Figure record extracts
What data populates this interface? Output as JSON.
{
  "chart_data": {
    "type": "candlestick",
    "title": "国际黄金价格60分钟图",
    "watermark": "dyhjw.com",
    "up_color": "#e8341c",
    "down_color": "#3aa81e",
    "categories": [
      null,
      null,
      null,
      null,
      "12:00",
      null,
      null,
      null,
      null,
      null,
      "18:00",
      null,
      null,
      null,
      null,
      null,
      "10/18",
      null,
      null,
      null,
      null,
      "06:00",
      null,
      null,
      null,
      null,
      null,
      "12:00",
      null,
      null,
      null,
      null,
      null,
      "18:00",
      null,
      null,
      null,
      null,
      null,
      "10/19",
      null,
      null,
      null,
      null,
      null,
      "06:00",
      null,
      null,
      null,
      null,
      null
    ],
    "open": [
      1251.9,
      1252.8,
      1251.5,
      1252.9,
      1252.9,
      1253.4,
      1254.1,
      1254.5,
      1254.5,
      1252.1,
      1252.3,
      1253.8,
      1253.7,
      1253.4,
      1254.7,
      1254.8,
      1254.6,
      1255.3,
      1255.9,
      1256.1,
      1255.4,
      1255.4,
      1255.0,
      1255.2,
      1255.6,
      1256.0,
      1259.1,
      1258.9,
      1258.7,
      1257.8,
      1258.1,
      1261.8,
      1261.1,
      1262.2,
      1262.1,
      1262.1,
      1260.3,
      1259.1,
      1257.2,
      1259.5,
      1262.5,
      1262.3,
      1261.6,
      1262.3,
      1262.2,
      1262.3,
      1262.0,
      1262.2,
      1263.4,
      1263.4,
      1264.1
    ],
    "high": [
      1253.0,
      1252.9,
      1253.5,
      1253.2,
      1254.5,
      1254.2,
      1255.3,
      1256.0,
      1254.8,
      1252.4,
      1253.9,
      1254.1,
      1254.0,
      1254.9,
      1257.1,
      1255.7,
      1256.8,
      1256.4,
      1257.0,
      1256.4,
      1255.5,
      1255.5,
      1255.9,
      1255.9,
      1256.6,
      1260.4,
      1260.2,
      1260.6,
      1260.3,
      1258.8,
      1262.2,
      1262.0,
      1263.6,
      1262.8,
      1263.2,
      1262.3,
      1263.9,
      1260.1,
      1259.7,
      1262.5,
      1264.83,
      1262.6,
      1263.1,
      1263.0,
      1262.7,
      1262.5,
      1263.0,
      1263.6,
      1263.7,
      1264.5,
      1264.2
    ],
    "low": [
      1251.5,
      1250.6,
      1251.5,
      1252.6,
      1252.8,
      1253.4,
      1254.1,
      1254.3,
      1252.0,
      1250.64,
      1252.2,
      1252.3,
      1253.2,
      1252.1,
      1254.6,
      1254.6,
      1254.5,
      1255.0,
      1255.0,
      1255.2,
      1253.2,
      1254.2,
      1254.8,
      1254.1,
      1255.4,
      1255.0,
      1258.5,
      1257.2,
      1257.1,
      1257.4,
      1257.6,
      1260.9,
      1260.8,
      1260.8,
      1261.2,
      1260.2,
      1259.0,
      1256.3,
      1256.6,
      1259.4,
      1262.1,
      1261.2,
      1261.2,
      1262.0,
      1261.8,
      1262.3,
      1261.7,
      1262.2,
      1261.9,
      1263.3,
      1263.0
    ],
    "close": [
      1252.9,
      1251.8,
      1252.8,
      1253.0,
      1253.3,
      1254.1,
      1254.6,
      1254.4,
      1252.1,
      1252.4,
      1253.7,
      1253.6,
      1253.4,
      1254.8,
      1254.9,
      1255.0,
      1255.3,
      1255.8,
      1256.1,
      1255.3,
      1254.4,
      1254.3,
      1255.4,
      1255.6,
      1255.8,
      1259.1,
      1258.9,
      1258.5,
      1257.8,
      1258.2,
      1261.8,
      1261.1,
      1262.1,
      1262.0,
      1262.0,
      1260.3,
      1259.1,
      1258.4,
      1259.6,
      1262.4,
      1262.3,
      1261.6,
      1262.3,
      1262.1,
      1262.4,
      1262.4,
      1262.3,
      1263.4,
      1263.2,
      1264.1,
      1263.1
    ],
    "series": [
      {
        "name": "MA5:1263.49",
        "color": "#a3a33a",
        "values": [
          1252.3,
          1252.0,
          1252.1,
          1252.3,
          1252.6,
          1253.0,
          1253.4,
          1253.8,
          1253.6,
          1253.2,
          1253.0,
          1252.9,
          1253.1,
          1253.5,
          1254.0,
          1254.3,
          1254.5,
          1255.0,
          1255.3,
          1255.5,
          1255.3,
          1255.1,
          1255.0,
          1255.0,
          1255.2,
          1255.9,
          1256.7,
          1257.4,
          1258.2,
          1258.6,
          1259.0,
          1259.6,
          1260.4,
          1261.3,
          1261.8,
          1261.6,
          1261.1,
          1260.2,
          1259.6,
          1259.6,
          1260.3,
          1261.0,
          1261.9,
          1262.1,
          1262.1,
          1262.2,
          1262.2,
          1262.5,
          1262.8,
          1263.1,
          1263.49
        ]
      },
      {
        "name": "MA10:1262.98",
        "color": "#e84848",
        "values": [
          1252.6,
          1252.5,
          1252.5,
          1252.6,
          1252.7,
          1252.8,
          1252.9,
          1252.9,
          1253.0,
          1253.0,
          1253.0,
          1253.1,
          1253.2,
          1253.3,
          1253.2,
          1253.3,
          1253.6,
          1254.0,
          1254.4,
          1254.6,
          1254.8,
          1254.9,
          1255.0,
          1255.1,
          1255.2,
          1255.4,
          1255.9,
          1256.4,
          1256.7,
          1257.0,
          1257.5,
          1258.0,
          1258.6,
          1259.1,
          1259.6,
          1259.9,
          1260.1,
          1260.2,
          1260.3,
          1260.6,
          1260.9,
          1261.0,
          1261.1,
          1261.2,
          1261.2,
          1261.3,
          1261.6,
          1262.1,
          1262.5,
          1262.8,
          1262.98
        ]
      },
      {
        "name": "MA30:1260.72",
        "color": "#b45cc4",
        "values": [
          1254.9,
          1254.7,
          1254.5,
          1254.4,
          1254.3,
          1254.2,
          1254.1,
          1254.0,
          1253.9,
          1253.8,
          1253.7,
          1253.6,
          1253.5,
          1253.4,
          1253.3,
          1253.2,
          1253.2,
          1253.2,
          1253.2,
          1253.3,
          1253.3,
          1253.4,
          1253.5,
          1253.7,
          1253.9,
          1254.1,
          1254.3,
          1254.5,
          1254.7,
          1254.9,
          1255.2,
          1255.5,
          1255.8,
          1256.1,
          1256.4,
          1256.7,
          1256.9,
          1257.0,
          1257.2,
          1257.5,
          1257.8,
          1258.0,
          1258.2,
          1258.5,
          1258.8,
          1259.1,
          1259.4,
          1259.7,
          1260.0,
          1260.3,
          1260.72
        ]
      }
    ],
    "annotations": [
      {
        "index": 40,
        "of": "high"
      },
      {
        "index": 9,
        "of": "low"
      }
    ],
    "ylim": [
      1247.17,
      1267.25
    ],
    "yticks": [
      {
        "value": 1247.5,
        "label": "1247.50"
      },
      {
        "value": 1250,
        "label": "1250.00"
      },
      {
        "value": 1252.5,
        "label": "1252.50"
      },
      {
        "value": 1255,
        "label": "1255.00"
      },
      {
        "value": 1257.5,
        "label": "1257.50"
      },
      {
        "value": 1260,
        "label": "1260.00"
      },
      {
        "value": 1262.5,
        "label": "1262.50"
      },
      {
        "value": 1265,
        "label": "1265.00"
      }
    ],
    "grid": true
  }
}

_To do_.
Pull out each line of the listing that holds the string "name".

_Solved exercise_.
        "name": "MA5:1263.49",
        "name": "MA10:1262.98",
        "name": "MA30:1260.72",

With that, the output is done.